Beneath this task is a listing; retype all of it exactly.

- Records supplied -
────

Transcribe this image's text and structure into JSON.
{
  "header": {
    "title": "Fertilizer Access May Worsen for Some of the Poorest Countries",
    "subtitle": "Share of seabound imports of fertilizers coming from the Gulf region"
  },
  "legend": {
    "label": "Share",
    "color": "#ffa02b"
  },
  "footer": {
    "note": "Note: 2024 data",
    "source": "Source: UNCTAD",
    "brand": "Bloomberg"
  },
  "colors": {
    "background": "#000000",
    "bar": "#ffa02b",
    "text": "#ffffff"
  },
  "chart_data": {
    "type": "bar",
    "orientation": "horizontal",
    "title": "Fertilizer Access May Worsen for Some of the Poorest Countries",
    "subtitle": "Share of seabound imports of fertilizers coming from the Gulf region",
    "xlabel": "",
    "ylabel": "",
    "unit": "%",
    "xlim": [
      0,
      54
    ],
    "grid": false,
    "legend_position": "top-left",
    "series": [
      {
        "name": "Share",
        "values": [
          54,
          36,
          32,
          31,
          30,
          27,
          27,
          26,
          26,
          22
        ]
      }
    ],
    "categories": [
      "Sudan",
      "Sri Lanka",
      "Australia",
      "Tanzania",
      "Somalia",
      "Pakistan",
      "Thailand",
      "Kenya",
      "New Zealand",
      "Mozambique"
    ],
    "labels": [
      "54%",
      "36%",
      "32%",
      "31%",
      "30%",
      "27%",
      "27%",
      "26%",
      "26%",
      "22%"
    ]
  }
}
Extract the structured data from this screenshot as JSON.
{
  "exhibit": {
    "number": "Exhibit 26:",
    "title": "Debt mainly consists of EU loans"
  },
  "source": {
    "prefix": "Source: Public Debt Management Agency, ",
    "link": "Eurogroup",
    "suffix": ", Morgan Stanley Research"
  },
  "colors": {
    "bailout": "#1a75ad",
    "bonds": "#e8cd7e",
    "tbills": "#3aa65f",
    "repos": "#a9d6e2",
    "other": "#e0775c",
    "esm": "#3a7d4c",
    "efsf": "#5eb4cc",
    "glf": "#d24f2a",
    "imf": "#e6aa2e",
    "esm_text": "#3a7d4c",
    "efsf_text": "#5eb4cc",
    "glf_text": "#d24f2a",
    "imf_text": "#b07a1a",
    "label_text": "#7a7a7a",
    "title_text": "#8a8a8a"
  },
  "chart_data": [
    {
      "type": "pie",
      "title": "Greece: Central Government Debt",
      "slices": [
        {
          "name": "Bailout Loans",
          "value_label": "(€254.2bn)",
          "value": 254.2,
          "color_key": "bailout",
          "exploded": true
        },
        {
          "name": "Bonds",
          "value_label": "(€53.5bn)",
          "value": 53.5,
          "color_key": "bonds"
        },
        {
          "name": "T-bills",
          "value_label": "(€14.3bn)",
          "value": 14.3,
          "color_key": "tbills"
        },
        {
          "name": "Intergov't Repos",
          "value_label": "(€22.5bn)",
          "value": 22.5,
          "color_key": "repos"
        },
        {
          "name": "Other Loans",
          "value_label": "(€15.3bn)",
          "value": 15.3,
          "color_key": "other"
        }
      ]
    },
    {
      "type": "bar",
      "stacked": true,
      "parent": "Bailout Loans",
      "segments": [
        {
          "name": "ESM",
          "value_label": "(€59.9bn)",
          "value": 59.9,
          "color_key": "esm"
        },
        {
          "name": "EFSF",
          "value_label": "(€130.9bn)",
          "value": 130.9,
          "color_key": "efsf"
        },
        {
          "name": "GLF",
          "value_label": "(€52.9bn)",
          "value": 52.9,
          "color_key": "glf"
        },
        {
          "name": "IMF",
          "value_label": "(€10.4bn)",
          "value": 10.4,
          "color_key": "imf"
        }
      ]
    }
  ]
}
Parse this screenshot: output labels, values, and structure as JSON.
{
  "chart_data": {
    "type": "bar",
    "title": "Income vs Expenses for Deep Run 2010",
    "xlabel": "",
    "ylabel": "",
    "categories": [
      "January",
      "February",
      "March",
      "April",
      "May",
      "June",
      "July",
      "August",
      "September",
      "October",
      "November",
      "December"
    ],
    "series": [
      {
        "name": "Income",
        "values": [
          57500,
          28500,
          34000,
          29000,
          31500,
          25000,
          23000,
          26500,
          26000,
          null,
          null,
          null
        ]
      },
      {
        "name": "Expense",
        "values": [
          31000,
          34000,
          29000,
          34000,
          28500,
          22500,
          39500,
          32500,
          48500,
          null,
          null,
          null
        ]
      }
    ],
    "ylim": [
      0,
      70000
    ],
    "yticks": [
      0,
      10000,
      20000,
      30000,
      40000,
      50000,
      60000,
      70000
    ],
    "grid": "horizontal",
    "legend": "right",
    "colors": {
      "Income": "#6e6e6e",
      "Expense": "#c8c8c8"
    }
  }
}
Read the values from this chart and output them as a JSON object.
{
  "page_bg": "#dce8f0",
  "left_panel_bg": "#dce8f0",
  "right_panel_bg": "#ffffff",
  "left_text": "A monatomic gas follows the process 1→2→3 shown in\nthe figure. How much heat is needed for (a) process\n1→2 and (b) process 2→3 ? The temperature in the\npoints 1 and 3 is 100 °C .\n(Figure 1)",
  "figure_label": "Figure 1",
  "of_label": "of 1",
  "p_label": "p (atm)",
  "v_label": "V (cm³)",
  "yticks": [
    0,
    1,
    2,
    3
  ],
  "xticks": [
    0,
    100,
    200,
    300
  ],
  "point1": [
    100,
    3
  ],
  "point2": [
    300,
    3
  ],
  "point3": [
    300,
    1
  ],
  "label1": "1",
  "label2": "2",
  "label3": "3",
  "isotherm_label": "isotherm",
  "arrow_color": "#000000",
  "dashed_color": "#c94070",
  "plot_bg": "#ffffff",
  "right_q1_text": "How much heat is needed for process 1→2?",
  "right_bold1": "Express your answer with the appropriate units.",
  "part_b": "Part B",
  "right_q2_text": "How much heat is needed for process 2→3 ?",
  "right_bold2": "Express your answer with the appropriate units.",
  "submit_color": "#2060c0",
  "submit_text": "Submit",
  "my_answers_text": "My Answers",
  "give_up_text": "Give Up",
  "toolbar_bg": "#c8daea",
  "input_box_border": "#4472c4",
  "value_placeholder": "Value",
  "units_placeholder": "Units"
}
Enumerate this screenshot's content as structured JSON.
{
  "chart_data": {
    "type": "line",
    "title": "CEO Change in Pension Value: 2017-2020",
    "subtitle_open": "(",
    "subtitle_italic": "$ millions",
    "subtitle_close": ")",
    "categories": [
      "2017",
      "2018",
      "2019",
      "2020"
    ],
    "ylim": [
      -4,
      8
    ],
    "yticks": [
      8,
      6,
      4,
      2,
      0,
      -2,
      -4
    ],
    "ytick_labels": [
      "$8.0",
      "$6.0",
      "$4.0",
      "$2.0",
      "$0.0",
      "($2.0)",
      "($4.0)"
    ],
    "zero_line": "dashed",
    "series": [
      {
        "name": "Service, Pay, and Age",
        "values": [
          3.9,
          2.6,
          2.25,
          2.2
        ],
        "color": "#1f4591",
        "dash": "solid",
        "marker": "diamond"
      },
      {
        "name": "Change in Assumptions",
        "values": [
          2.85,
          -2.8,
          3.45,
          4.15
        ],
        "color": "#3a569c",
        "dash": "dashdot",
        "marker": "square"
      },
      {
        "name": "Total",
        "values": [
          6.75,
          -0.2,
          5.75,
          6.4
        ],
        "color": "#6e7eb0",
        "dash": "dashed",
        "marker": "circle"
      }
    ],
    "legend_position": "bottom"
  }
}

────

- Response -
Transcribe this image's text and structure into JSON.
{
  "header": {
    "title": "Fertilizer Access May Worsen for Some of the Poorest Countries",
    "subtitle": "Share of seabound imports of fertilizers coming from the Gulf region"
  },
  "legend": {
    "label": "Share",
    "color": "#ffa02b"
  },
  "footer": {
    "note": "Note: 2024 data",
    "source": "Source: UNCTAD",
    "brand": "Bloomberg"
  },
  "colors": {
    "background": "#000000",
    "bar": "#ffa02b",
    "text": "#ffffff"
  },
  "chart_data": {
    "type": "bar",
    "orientation": "horizontal",
    "title": "Fertilizer Access May Worsen for Some of the Poorest Countries",
    "subtitle": "Share of seabound imports of fertilizers coming from the Gulf region",
    "xlabel": "",
    "ylabel": "",
    "unit": "%",
    "xlim": [
      0,
      54
    ],
    "grid": false,
    "legend_position": "top-left",
    "series": [
      {
        "name": "Share",
        "values": [
          54,
          36,
          32,
          31,
          30,
          27,
          27,
          26,
          26,
          22
        ]
      }
    ],
    "categories": [
      "Sudan",
      "Sri Lanka",
      "Australia",
      "Tanzania",
      "Somalia",
      "Pakistan",
      "Thailand",
      "Kenya",
      "New Zealand",
      "Mozambique"
    ],
    "labels": [
      "54%",
      "36%",
      "32%",
      "31%",
      "30%",
      "27%",
      "27%",
      "26%",
      "26%",
      "22%"
    ]
  }
}
Extract the structured data from this screenshot as JSON.
{
  "exhibit": {
    "number": "Exhibit 26:",
    "title": "Debt mainly consists of EU loans"
  },
  "source": {
    "prefix": "Source: Public Debt Management Agency, ",
    "link": "Eurogroup",
    "suffix": ", Morgan Stanley Research"
  },
  "colors": {
    "bailout": "#1a75ad",
    "bonds": "#e8cd7e",
    "tbills": "#3aa65f",
    "repos": "#a9d6e2",
    "other": "#e0775c",
    "esm": "#3a7d4c",
    "efsf": "#5eb4cc",
    "glf": "#d24f2a",
    "imf": "#e6aa2e",
    "esm_text": "#3a7d4c",
    "efsf_text": "#5eb4cc",
    "glf_text": "#d24f2a",
    "imf_text": "#b07a1a",
    "label_text": "#7a7a7a",
    "title_text": "#8a8a8a"
  },
  "chart_data": [
    {
      "type": "pie",
      "title": "Greece: Central Government Debt",
      "slices": [
        {
          "name": "Bailout Loans",
          "value_label": "(€254.2bn)",
          "value": 254.2,
          "color_key": "bailout",
          "exploded": true
        },
        {
          "name": "Bonds",
          "value_label": "(€53.5bn)",
          "value": 53.5,
          "color_key": "bonds"
        },
        {
          "name": "T-bills",
          "value_label": "(€14.3bn)",
          "value": 14.3,
          "color_key": "tbills"
        },
        {
          "name": "Intergov't Repos",
          "value_label": "(€22.5bn)",
          "value": 22.5,
          "color_key": "repos"
        },
        {
          "name": "Other Loans",
          "value_label": "(€15.3bn)",
          "value": 15.3,
          "color_key": "other"
        }
      ]
    },
    {
      "type": "bar",
      "stacked": true,
      "parent": "Bailout Loans",
      "segments": [
        {
          "name": "ESM",
          "value_label": "(€59.9bn)",
          "value": 59.9,
          "color_key": "esm"
        },
        {
          "name": "EFSF",
          "value_label": "(€130.9bn)",
          "value": 130.9,
          "color_key": "efsf"
        },
        {
          "name": "GLF",
          "value_label": "(€52.9bn)",
          "value": 52.9,
          "color_key": "glf"
        },
        {
          "name": "IMF",
          "value_label": "(€10.4bn)",
          "value": 10.4,
          "color_key": "imf"
        }
      ]
    }
  ]
}
Parse this screenshot: output labels, values, and structure as JSON.
{
  "chart_data": {
    "type": "bar",
    "title": "Income vs Expenses for Deep Run 2010",
    "xlabel": "",
    "ylabel": "",
    "categories": [
      "January",
      "February",
      "March",
      "April",
      "May",
      "June",
      "July",
      "August",
      "September",
      "October",
      "November",
      "December"
    ],
    "series": [
      {
        "name": "Income",
        "values": [
          57500,
          28500,
          34000,
          29000,
          31500,
          25000,
          23000,
          26500,
          26000,
          null,
          null,
          null
        ]
      },
      {
        "name": "Expense",
        "values": [
          31000,
          34000,
          29000,
          34000,
          28500,
          22500,
          39500,
          32500,
          48500,
          null,
          null,
          null
        ]
      }
    ],
    "ylim": [
      0,
      70000
    ],
    "yticks": [
      0,
      10000,
      20000,
      30000,
      40000,
      50000,
      60000,
      70000
    ],
    "grid": "horizontal",
    "legend": "right",
    "colors": {
      "Income": "#6e6e6e",
      "Expense": "#c8c8c8"
    }
  }
}
Read the values from this chart and output them as a JSON object.
{
  "page_bg": "#dce8f0",
  "left_panel_bg": "#dce8f0",
  "right_panel_bg": "#ffffff",
  "left_text": "A monatomic gas follows the process 1→2→3 shown in\nthe figure. How much heat is needed for (a) process\n1→2 and (b) process 2→3 ? The temperature in the\npoints 1 and 3 is 100 °C .\n(Figure 1)",
  "figure_label": "Figure 1",
  "of_label": "of 1",
  "p_label": "p (atm)",
  "v_label": "V (cm³)",
  "yticks": [
    0,
    1,
    2,
    3
  ],
  "xticks": [
    0,
    100,
    200,
    300
  ],
  "point1": [
    100,
    3
  ],
  "point2": [
    300,
    3
  ],
  "point3": [
    300,
    1
  ],
  "label1": "1",
  "label2": "2",
  "label3": "3",
  "isotherm_label": "isotherm",
  "arrow_color": "#000000",
  "dashed_color": "#c94070",
  "plot_bg": "#ffffff",
  "right_q1_text": "How much heat is needed for process 1→2?",
  "right_bold1": "Express your answer with the appropriate units.",
  "part_b": "Part B",
  "right_q2_text": "How much heat is needed for process 2→3 ?",
  "right_bold2": "Express your answer with the appropriate units.",
  "submit_color": "#2060c0",
  "submit_text": "Submit",
  "my_answers_text": "My Answers",
  "give_up_text": "Give Up",
  "toolbar_bg": "#c8daea",
  "input_box_border": "#4472c4",
  "value_placeholder": "Value",
  "units_placeholder": "Units"
}
Enumerate this screenshot's content as structured JSON.
{
  "chart_data": {
    "type": "line",
    "title": "CEO Change in Pension Value: 2017-2020",
    "subtitle_open": "(",
    "subtitle_italic": "$ millions",
    "subtitle_close": ")",
    "categories": [
      "2017",
      "2018",
      "2019",
      "2020"
    ],
    "ylim": [
      -4,
      8
    ],
    "yticks": [
      8,
      6,
      4,
      2,
      0,
      -2,
      -4
    ],
    "ytick_labels": [
      "$8.0",
      "$6.0",
      "$4.0",
      "$2.0",
      "$0.0",
      "($2.0)",
      "($4.0)"
    ],
    "zero_line": "dashed",
    "series": [
      {
        "name": "Service, Pay, and Age",
        "values": [
          3.9,
          2.6,
          2.25,
          2.2
        ],
        "color": "#1f4591",
        "dash": "solid",
        "marker": "diamond"
      },
      {
        "name": "Change in Assumptions",
        "values": [
          2.85,
          -2.8,
          3.45,
          4.15
        ],
        "color": "#3a569c",
        "dash": "dashdot",
        "marker": "square"
      },
      {
        "name": "Total",
        "values": [
          6.75,
          -0.2,
          5.75,
          6.4
        ],
        "color": "#6e7eb0",
        "dash": "dashed",
        "marker": "circle"
      }
    ],
    "legend_position": "bottom"
  }
}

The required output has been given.